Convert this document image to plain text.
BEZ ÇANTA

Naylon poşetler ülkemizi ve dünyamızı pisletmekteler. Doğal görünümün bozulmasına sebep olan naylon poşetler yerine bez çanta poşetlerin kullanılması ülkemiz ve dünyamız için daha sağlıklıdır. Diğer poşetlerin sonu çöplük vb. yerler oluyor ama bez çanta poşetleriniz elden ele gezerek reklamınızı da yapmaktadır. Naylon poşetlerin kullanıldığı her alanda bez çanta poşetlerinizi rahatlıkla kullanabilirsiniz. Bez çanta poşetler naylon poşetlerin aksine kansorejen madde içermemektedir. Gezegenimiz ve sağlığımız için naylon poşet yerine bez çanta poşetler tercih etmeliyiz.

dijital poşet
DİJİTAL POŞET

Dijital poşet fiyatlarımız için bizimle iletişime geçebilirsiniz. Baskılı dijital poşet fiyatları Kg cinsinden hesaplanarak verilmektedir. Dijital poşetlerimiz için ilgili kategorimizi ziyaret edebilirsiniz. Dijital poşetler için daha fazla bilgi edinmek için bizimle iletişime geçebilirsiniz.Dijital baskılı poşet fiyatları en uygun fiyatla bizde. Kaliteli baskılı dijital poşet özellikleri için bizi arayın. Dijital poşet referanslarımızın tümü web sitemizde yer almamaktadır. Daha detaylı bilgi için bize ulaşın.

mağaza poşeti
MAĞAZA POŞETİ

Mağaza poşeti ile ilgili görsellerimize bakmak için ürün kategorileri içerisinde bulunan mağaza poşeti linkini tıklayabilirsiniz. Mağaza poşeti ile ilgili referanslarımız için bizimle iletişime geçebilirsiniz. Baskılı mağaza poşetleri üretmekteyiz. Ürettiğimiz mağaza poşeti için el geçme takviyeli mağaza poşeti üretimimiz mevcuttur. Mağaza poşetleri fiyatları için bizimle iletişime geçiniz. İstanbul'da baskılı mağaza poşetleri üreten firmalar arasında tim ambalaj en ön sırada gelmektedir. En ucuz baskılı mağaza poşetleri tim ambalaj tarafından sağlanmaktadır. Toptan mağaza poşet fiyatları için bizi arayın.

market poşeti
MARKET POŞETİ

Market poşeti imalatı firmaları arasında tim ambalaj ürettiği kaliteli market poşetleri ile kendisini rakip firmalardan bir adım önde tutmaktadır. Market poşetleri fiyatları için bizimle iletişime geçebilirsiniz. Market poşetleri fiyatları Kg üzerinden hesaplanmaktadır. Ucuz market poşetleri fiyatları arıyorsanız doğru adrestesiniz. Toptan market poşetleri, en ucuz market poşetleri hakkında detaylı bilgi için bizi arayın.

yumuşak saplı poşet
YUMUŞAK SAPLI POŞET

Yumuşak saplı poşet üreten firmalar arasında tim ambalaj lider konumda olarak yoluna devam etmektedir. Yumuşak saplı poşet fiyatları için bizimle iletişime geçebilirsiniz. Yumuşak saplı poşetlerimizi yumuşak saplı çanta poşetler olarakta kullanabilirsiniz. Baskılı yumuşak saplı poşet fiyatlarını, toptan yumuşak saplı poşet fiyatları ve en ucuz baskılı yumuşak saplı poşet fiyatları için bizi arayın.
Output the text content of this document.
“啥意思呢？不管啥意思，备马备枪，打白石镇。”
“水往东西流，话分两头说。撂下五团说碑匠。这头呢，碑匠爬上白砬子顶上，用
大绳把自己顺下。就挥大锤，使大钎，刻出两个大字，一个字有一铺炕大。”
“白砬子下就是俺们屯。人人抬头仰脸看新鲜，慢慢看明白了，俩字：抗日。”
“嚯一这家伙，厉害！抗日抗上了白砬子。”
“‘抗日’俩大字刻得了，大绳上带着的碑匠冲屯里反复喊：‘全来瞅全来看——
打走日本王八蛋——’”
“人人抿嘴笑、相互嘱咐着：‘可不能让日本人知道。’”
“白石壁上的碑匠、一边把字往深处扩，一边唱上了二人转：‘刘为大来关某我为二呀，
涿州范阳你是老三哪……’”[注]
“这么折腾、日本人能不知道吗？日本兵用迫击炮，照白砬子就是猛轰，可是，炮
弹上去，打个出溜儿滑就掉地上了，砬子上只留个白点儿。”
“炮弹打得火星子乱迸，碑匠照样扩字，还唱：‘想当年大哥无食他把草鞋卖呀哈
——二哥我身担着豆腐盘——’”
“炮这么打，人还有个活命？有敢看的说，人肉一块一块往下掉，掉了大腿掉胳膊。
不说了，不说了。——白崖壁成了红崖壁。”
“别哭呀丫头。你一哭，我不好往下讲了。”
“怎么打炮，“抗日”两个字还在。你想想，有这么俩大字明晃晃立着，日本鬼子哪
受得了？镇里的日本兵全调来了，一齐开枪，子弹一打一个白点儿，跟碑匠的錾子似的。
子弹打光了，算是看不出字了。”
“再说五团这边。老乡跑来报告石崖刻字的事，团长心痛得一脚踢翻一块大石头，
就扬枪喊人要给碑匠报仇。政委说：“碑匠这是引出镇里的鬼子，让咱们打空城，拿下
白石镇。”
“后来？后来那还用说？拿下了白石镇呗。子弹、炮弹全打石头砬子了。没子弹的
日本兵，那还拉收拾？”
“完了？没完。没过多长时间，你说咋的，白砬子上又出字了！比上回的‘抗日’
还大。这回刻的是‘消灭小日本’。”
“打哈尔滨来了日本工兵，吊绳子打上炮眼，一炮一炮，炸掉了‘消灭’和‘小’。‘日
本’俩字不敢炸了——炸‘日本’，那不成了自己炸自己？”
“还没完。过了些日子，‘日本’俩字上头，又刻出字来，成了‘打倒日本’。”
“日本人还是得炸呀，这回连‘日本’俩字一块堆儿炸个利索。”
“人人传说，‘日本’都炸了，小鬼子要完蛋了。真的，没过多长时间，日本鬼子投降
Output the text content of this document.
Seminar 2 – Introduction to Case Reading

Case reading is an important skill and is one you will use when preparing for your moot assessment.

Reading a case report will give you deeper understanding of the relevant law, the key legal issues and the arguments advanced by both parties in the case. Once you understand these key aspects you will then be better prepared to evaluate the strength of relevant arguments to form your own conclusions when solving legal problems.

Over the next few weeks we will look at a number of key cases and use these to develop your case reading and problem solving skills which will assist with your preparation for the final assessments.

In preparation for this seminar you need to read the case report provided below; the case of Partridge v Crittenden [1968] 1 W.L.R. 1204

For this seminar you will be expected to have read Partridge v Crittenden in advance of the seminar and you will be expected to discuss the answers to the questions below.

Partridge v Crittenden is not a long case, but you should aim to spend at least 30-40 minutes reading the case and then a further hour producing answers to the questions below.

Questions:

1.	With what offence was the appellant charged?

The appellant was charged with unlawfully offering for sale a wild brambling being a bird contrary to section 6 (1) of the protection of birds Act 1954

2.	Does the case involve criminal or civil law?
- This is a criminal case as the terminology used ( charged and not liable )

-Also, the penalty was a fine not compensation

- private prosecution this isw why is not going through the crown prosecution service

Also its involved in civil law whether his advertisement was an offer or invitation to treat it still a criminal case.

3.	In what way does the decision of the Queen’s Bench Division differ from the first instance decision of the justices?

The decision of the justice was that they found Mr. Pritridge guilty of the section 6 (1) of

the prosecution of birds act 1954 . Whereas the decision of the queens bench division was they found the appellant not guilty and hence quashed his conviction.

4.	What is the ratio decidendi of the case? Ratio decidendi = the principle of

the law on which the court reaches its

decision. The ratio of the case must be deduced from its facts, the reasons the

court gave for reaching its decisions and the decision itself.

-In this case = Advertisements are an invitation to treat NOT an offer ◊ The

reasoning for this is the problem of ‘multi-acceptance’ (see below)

• Short exercise: Write out every entry exactly as given.

• The response:
Convert this document image to plain text.
BEZ ÇANTA

Naylon poşetler ülkemizi ve dünyamızı pisletmekteler. Doğal görünümün bozulmasına sebep olan naylon poşetler yerine bez çanta poşetlerin kullanılması ülkemiz ve dünyamız için daha sağlıklıdır. Diğer poşetlerin sonu çöplük vb. yerler oluyor ama bez çanta poşetleriniz elden ele gezerek reklamınızı da yapmaktadır. Naylon poşetlerin kullanıldığı her alanda bez çanta poşetlerinizi rahatlıkla kullanabilirsiniz. Bez çanta poşetler naylon poşetlerin aksine kansorejen madde içermemektedir. Gezegenimiz ve sağlığımız için naylon poşet yerine bez çanta poşetler tercih etmeliyiz.

dijital poşet
DİJİTAL POŞET

Dijital poşet fiyatlarımız için bizimle iletişime geçebilirsiniz. Baskılı dijital poşet fiyatları Kg cinsinden hesaplanarak verilmektedir. Dijital poşetlerimiz için ilgili kategorimizi ziyaret edebilirsiniz. Dijital poşetler için daha fazla bilgi edinmek için bizimle iletişime geçebilirsiniz.Dijital baskılı poşet fiyatları en uygun fiyatla bizde. Kaliteli baskılı dijital poşet özellikleri için bizi arayın. Dijital poşet referanslarımızın tümü web sitemizde yer almamaktadır. Daha detaylı bilgi için bize ulaşın.

mağaza poşeti
MAĞAZA POŞETİ

Mağaza poşeti ile ilgili görsellerimize bakmak için ürün kategorileri içerisinde bulunan mağaza poşeti linkini tıklayabilirsiniz. Mağaza poşeti ile ilgili referanslarımız için bizimle iletişime geçebilirsiniz. Baskılı mağaza poşetleri üretmekteyiz. Ürettiğimiz mağaza poşeti için el geçme takviyeli mağaza poşeti üretimimiz mevcuttur. Mağaza poşetleri fiyatları için bizimle iletişime geçiniz. İstanbul'da baskılı mağaza poşetleri üreten firmalar arasında tim ambalaj en ön sırada gelmektedir. En ucuz baskılı mağaza poşetleri tim ambalaj tarafından sağlanmaktadır. Toptan mağaza poşet fiyatları için bizi arayın.

market poşeti
MARKET POŞETİ

Market poşeti imalatı firmaları arasında tim ambalaj ürettiği kaliteli market poşetleri ile kendisini rakip firmalardan bir adım önde tutmaktadır. Market poşetleri fiyatları için bizimle iletişime geçebilirsiniz. Market poşetleri fiyatları Kg üzerinden hesaplanmaktadır. Ucuz market poşetleri fiyatları arıyorsanız doğru adrestesiniz. Toptan market poşetleri, en ucuz market poşetleri hakkında detaylı bilgi için bizi arayın.

yumuşak saplı poşet
YUMUŞAK SAPLI POŞET

Yumuşak saplı poşet üreten firmalar arasında tim ambalaj lider konumda olarak yoluna devam etmektedir. Yumuşak saplı poşet fiyatları için bizimle iletişime geçebilirsiniz. Yumuşak saplı poşetlerimizi yumuşak saplı çanta poşetler olarakta kullanabilirsiniz. Baskılı yumuşak saplı poşet fiyatlarını, toptan yumuşak saplı poşet fiyatları ve en ucuz baskılı yumuşak saplı poşet fiyatları için bizi arayın.
Output the text content of this document.
“啥意思呢？不管啥意思，备马备枪，打白石镇。”
“水往东西流，话分两头说。撂下五团说碑匠。这头呢，碑匠爬上白砬子顶上，用
大绳把自己顺下。就挥大锤，使大钎，刻出两个大字，一个字有一铺炕大。”
“白砬子下就是俺们屯。人人抬头仰脸看新鲜，慢慢看明白了，俩字：抗日。”
“嚯一这家伙，厉害！抗日抗上了白砬子。”
“‘抗日’俩大字刻得了，大绳上带着的碑匠冲屯里反复喊：‘全来瞅全来看——
打走日本王八蛋——’”
“人人抿嘴笑、相互嘱咐着：‘可不能让日本人知道。’”
“白石壁上的碑匠、一边把字往深处扩，一边唱上了二人转：‘刘为大来关某我为二呀，
涿州范阳你是老三哪……’”[注]
“这么折腾、日本人能不知道吗？日本兵用迫击炮，照白砬子就是猛轰，可是，炮
弹上去，打个出溜儿滑就掉地上了，砬子上只留个白点儿。”
“炮弹打得火星子乱迸，碑匠照样扩字，还唱：‘想当年大哥无食他把草鞋卖呀哈
——二哥我身担着豆腐盘——’”
“炮这么打，人还有个活命？有敢看的说，人肉一块一块往下掉，掉了大腿掉胳膊。
不说了，不说了。——白崖壁成了红崖壁。”
“别哭呀丫头。你一哭，我不好往下讲了。”
“怎么打炮，“抗日”两个字还在。你想想，有这么俩大字明晃晃立着，日本鬼子哪
受得了？镇里的日本兵全调来了，一齐开枪，子弹一打一个白点儿，跟碑匠的錾子似的。
子弹打光了，算是看不出字了。”
“再说五团这边。老乡跑来报告石崖刻字的事，团长心痛得一脚踢翻一块大石头，
就扬枪喊人要给碑匠报仇。政委说：“碑匠这是引出镇里的鬼子，让咱们打空城，拿下
白石镇。”
“后来？后来那还用说？拿下了白石镇呗。子弹、炮弹全打石头砬子了。没子弹的
日本兵，那还拉收拾？”
“完了？没完。没过多长时间，你说咋的，白砬子上又出字了！比上回的‘抗日’
还大。这回刻的是‘消灭小日本’。”
“打哈尔滨来了日本工兵，吊绳子打上炮眼，一炮一炮，炸掉了‘消灭’和‘小’。‘日
本’俩字不敢炸了——炸‘日本’，那不成了自己炸自己？”
“还没完。过了些日子，‘日本’俩字上头，又刻出字来，成了‘打倒日本’。”
“日本人还是得炸呀，这回连‘日本’俩字一块堆儿炸个利索。”
“人人传说，‘日本’都炸了，小鬼子要完蛋了。真的，没过多长时间，日本鬼子投降
Output the text content of this document.
Seminar 2 – Introduction to Case Reading

Case reading is an important skill and is one you will use when preparing for your moot assessment.

Reading a case report will give you deeper understanding of the relevant law, the key legal issues and the arguments advanced by both parties in the case. Once you understand these key aspects you will then be better prepared to evaluate the strength of relevant arguments to form your own conclusions when solving legal problems.

Over the next few weeks we will look at a number of key cases and use these to develop your case reading and problem solving skills which will assist with your preparation for the final assessments.

In preparation for this seminar you need to read the case report provided below; the case of Partridge v Crittenden [1968] 1 W.L.R. 1204

For this seminar you will be expected to have read Partridge v Crittenden in advance of the seminar and you will be expected to discuss the answers to the questions below.

Partridge v Crittenden is not a long case, but you should aim to spend at least 30-40 minutes reading the case and then a further hour producing answers to the questions below.

Questions:

1.	With what offence was the appellant charged?

The appellant was charged with unlawfully offering for sale a wild brambling being a bird contrary to section 6 (1) of the protection of birds Act 1954

2.	Does the case involve criminal or civil law?
- This is a criminal case as the terminology used ( charged and not liable )

-Also, the penalty was a fine not compensation

- private prosecution this isw why is not going through the crown prosecution service

Also its involved in civil law whether his advertisement was an offer or invitation to treat it still a criminal case.

3.	In what way does the decision of the Queen’s Bench Division differ from the first instance decision of the justices?

The decision of the justice was that they found Mr. Pritridge guilty of the section 6 (1) of

the prosecution of birds act 1954 . Whereas the decision of the queens bench division was they found the appellant not guilty and hence quashed his conviction.

4.	What is the ratio decidendi of the case? Ratio decidendi = the principle of

the law on which the court reaches its

decision. The ratio of the case must be deduced from its facts, the reasons the

court gave for reaching its decisions and the decision itself.

-In this case = Advertisements are an invitation to treat NOT an offer ◊ The

reasoning for this is the problem of ‘multi-acceptance’ (see below)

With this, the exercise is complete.